Brief -> Locate each line below that includes "Average" and reproduce it.

··········

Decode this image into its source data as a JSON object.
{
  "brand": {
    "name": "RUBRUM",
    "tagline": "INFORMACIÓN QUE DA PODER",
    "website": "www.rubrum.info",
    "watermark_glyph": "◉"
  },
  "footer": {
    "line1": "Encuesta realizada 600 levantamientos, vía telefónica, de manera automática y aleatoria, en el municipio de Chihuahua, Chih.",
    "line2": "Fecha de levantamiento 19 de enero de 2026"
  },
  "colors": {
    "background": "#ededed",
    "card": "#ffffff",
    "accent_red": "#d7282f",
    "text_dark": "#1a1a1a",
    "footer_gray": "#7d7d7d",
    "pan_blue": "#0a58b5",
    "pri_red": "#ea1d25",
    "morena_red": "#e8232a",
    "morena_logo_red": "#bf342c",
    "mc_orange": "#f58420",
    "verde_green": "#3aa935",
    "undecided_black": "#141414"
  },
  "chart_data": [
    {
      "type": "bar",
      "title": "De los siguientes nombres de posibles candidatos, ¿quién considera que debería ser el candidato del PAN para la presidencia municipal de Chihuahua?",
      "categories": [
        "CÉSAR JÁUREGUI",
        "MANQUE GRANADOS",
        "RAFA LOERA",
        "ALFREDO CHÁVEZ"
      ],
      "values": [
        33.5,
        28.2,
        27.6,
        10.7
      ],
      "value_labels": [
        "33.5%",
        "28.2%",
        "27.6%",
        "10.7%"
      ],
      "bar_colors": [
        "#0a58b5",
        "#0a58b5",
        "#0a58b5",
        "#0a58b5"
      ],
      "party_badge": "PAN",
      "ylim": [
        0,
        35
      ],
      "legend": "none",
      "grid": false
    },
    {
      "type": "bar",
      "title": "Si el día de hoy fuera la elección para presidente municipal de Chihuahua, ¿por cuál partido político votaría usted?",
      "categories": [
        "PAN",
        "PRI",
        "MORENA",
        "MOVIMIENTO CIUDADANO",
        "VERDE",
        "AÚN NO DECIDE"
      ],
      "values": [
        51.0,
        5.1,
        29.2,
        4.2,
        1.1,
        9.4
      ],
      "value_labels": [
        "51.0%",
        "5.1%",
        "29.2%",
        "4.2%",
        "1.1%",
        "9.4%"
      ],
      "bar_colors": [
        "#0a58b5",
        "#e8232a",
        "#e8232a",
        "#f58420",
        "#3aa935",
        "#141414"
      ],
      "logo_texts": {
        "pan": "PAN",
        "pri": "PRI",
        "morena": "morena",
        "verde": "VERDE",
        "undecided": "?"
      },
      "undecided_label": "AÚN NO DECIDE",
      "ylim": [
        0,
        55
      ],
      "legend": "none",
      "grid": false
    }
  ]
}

··········

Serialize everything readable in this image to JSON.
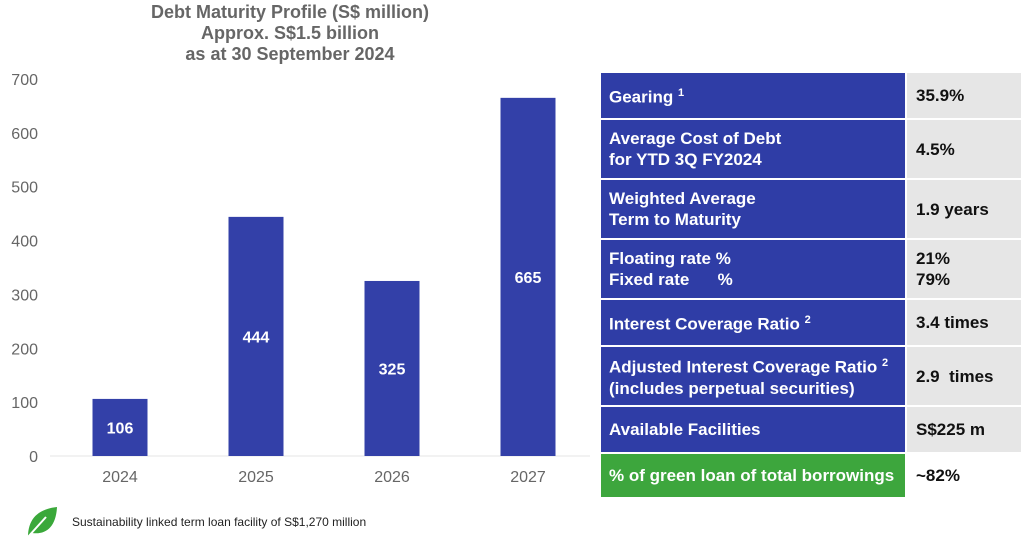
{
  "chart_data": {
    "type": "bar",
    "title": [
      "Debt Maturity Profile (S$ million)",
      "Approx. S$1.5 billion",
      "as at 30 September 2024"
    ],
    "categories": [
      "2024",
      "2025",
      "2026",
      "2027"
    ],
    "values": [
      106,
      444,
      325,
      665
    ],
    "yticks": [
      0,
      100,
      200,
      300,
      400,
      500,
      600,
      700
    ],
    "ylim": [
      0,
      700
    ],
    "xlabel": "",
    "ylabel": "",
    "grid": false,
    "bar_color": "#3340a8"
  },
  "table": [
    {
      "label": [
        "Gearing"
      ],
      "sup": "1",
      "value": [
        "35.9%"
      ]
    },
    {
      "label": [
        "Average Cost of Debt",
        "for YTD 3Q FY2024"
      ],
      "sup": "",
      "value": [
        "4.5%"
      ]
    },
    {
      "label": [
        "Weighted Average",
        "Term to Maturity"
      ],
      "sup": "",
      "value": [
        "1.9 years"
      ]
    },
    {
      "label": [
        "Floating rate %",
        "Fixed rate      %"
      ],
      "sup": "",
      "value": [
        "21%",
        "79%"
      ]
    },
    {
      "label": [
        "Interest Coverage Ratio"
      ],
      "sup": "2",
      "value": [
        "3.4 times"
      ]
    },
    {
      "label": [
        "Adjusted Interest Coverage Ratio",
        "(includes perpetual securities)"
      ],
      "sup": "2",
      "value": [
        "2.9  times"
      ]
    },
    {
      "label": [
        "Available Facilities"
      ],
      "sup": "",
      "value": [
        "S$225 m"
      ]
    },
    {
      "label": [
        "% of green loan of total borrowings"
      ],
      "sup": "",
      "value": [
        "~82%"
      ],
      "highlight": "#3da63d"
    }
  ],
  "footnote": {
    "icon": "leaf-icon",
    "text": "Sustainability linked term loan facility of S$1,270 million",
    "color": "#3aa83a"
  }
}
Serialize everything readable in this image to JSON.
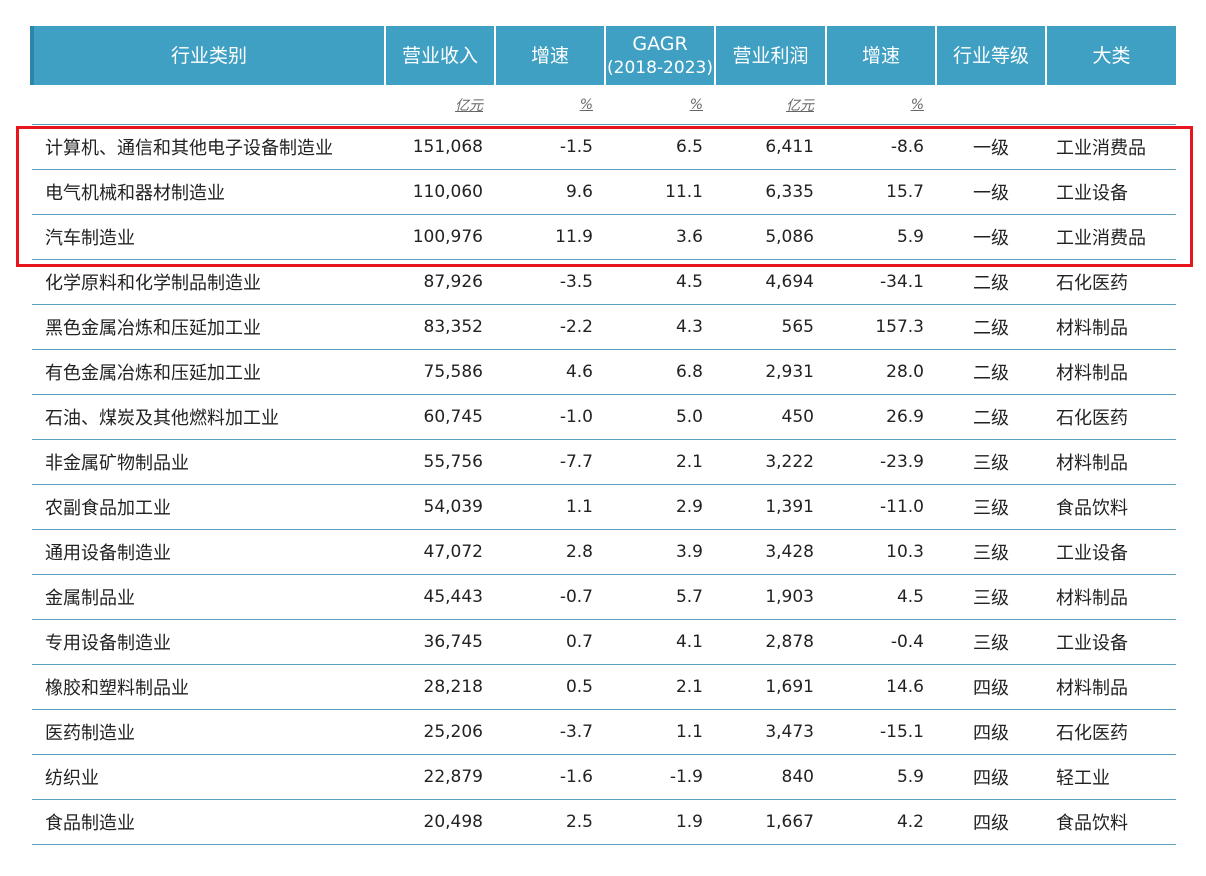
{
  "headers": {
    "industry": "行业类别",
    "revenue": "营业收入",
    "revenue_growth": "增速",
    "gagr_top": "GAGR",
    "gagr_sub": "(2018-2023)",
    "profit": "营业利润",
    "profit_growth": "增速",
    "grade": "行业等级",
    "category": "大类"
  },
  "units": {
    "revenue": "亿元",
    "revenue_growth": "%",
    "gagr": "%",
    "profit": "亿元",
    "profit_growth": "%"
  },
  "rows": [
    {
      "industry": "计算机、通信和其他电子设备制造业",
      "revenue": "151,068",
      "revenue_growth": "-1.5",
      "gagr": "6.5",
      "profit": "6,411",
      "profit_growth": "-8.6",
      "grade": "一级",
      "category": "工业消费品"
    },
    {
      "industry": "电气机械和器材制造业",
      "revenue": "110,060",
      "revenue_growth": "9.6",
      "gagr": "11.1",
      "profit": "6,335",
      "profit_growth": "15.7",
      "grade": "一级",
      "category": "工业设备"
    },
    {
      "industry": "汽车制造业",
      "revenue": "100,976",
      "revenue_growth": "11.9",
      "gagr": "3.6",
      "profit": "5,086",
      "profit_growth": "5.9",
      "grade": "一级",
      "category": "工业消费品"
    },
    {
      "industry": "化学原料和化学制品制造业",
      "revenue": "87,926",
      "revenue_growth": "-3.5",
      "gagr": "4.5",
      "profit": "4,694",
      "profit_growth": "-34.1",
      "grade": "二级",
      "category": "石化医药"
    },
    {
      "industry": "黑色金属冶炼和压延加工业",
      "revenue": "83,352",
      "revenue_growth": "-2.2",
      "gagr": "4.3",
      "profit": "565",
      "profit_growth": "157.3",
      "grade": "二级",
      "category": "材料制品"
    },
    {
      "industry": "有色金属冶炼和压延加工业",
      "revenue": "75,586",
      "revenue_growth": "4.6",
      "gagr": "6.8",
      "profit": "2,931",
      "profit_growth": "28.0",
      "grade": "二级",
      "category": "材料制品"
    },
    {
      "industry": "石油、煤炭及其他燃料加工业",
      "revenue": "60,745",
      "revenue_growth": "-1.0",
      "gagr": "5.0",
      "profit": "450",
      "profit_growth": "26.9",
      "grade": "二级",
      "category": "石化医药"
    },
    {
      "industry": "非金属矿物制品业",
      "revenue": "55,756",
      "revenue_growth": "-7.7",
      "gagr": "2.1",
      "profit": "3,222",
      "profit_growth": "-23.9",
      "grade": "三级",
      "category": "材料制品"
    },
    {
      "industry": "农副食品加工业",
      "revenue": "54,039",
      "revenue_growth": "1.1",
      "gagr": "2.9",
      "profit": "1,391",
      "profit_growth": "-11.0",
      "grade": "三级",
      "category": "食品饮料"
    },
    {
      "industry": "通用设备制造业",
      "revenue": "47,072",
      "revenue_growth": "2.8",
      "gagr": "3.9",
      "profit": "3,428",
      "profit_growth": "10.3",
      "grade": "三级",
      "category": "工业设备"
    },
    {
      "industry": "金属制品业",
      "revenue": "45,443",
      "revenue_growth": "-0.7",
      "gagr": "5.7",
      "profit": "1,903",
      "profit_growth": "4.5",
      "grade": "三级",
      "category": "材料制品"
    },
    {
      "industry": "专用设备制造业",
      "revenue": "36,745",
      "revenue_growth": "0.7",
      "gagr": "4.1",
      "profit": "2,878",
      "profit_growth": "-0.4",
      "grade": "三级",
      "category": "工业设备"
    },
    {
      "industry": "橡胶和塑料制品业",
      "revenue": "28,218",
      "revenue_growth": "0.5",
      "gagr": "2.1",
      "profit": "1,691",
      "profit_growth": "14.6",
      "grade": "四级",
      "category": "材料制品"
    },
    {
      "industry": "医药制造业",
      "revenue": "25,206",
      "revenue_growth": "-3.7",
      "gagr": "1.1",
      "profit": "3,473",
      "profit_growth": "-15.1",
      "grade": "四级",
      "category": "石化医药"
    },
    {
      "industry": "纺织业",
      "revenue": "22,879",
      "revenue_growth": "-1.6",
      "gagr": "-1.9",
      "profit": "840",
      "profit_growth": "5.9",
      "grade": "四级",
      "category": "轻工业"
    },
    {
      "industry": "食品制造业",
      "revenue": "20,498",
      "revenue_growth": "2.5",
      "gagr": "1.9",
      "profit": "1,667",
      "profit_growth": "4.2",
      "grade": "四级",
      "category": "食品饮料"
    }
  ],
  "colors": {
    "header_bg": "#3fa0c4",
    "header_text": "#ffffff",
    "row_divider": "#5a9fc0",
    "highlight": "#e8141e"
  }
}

··········

Answer to this exercise ->
        "Average Cost of Debt",
        "Weighted Average",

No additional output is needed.